→ TASK PROMPT:
Isolate every line in the data with the string "root" and copy it.

╭─ DATA PROVIDED

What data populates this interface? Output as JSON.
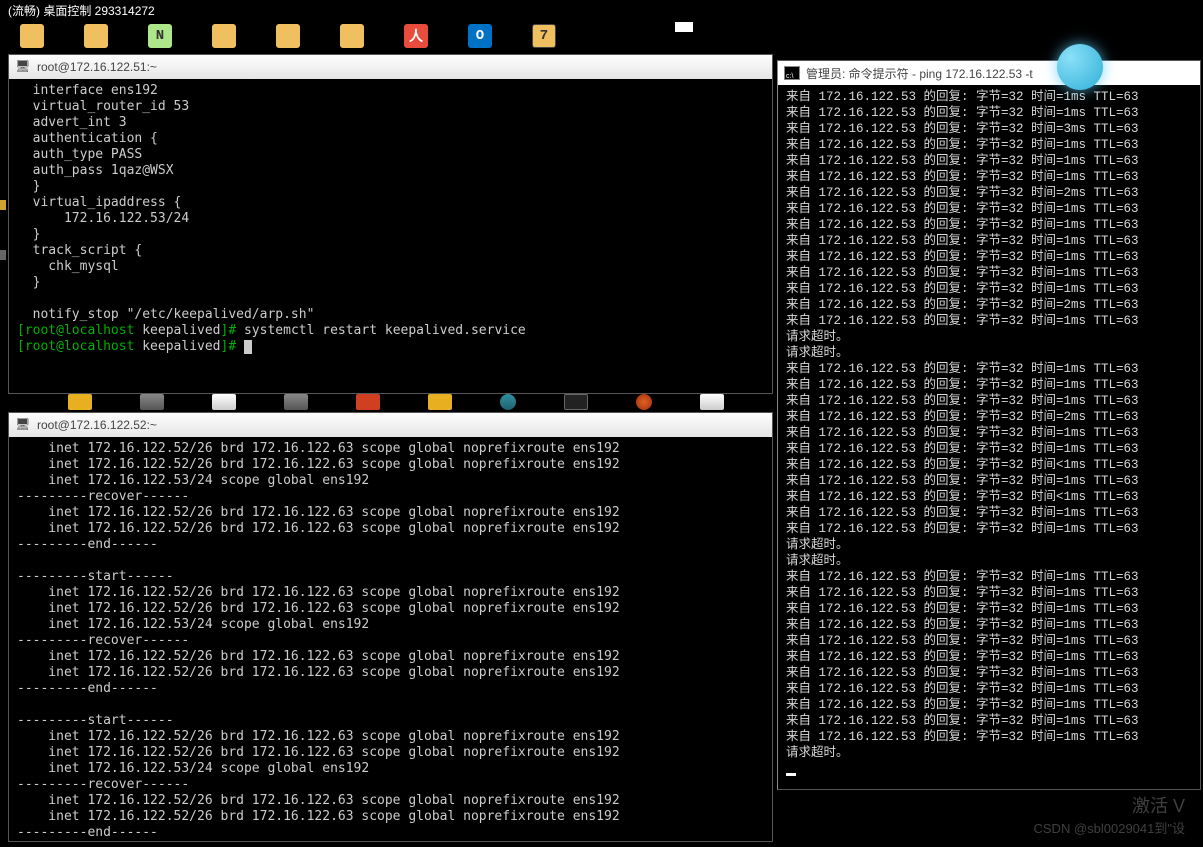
{
  "remote": {
    "title": "(流畅) 桌面控制 293314272"
  },
  "terminal1": {
    "title": "root@172.16.122.51:~",
    "config_lines": [
      "  interface ens192",
      "  virtual_router_id 53",
      "  advert_int 3",
      "  authentication {",
      "  auth_type PASS",
      "  auth_pass 1qaz@WSX",
      "  }",
      "  virtual_ipaddress {",
      "      172.16.122.53/24",
      "  }",
      "  track_script {",
      "    chk_mysql",
      "  }",
      "",
      "  notify_stop \"/etc/keepalived/arp.sh\""
    ],
    "prompt1_user": "root@localhost",
    "prompt1_path": "keepalived",
    "prompt1_cmd": "systemctl restart keepalived.service",
    "prompt2_user": "root@localhost",
    "prompt2_path": "keepalived"
  },
  "terminal2": {
    "title": "root@172.16.122.52:~",
    "lines": [
      "    inet 172.16.122.52/26 brd 172.16.122.63 scope global noprefixroute ens192",
      "    inet 172.16.122.52/26 brd 172.16.122.63 scope global noprefixroute ens192",
      "    inet 172.16.122.53/24 scope global ens192",
      "---------recover------",
      "    inet 172.16.122.52/26 brd 172.16.122.63 scope global noprefixroute ens192",
      "    inet 172.16.122.52/26 brd 172.16.122.63 scope global noprefixroute ens192",
      "---------end------",
      "",
      "---------start------",
      "    inet 172.16.122.52/26 brd 172.16.122.63 scope global noprefixroute ens192",
      "    inet 172.16.122.52/26 brd 172.16.122.63 scope global noprefixroute ens192",
      "    inet 172.16.122.53/24 scope global ens192",
      "---------recover------",
      "    inet 172.16.122.52/26 brd 172.16.122.63 scope global noprefixroute ens192",
      "    inet 172.16.122.52/26 brd 172.16.122.63 scope global noprefixroute ens192",
      "---------end------",
      "",
      "---------start------",
      "    inet 172.16.122.52/26 brd 172.16.122.63 scope global noprefixroute ens192",
      "    inet 172.16.122.52/26 brd 172.16.122.63 scope global noprefixroute ens192",
      "    inet 172.16.122.53/24 scope global ens192",
      "---------recover------",
      "    inet 172.16.122.52/26 brd 172.16.122.63 scope global noprefixroute ens192",
      "    inet 172.16.122.52/26 brd 172.16.122.63 scope global noprefixroute ens192",
      "---------end------",
      ""
    ]
  },
  "cmd": {
    "title": "管理员: 命令提示符 - ping   172.16.122.53 -t",
    "lines": [
      "来自 172.16.122.53 的回复: 字节=32 时间=1ms TTL=63",
      "来自 172.16.122.53 的回复: 字节=32 时间=1ms TTL=63",
      "来自 172.16.122.53 的回复: 字节=32 时间=3ms TTL=63",
      "来自 172.16.122.53 的回复: 字节=32 时间=1ms TTL=63",
      "来自 172.16.122.53 的回复: 字节=32 时间=1ms TTL=63",
      "来自 172.16.122.53 的回复: 字节=32 时间=1ms TTL=63",
      "来自 172.16.122.53 的回复: 字节=32 时间=2ms TTL=63",
      "来自 172.16.122.53 的回复: 字节=32 时间=1ms TTL=63",
      "来自 172.16.122.53 的回复: 字节=32 时间=1ms TTL=63",
      "来自 172.16.122.53 的回复: 字节=32 时间=1ms TTL=63",
      "来自 172.16.122.53 的回复: 字节=32 时间=1ms TTL=63",
      "来自 172.16.122.53 的回复: 字节=32 时间=1ms TTL=63",
      "来自 172.16.122.53 的回复: 字节=32 时间=1ms TTL=63",
      "来自 172.16.122.53 的回复: 字节=32 时间=2ms TTL=63",
      "来自 172.16.122.53 的回复: 字节=32 时间=1ms TTL=63",
      "请求超时。",
      "请求超时。",
      "来自 172.16.122.53 的回复: 字节=32 时间=1ms TTL=63",
      "来自 172.16.122.53 的回复: 字节=32 时间=1ms TTL=63",
      "来自 172.16.122.53 的回复: 字节=32 时间=1ms TTL=63",
      "来自 172.16.122.53 的回复: 字节=32 时间=2ms TTL=63",
      "来自 172.16.122.53 的回复: 字节=32 时间=1ms TTL=63",
      "来自 172.16.122.53 的回复: 字节=32 时间=1ms TTL=63",
      "来自 172.16.122.53 的回复: 字节=32 时间<1ms TTL=63",
      "来自 172.16.122.53 的回复: 字节=32 时间=1ms TTL=63",
      "来自 172.16.122.53 的回复: 字节=32 时间<1ms TTL=63",
      "来自 172.16.122.53 的回复: 字节=32 时间=1ms TTL=63",
      "来自 172.16.122.53 的回复: 字节=32 时间=1ms TTL=63",
      "请求超时。",
      "请求超时。",
      "来自 172.16.122.53 的回复: 字节=32 时间=1ms TTL=63",
      "来自 172.16.122.53 的回复: 字节=32 时间=1ms TTL=63",
      "来自 172.16.122.53 的回复: 字节=32 时间=1ms TTL=63",
      "来自 172.16.122.53 的回复: 字节=32 时间=1ms TTL=63",
      "来自 172.16.122.53 的回复: 字节=32 时间=1ms TTL=63",
      "来自 172.16.122.53 的回复: 字节=32 时间=1ms TTL=63",
      "来自 172.16.122.53 的回复: 字节=32 时间=1ms TTL=63",
      "来自 172.16.122.53 的回复: 字节=32 时间=1ms TTL=63",
      "来自 172.16.122.53 的回复: 字节=32 时间=1ms TTL=63",
      "来自 172.16.122.53 的回复: 字节=32 时间=1ms TTL=63",
      "来自 172.16.122.53 的回复: 字节=32 时间=1ms TTL=63",
      "请求超时。"
    ]
  },
  "watermark": {
    "line1": "激活 V",
    "line2": "CSDN @sbl0029041到\"设"
  }
}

╰─

→ OUTPUT FOR THIS TASK:
    "title": "root@172.16.122.51:~",
    "prompt1_user": "root@localhost",
    "prompt2_user": "root@localhost",
    "title": "root@172.16.122.52:~",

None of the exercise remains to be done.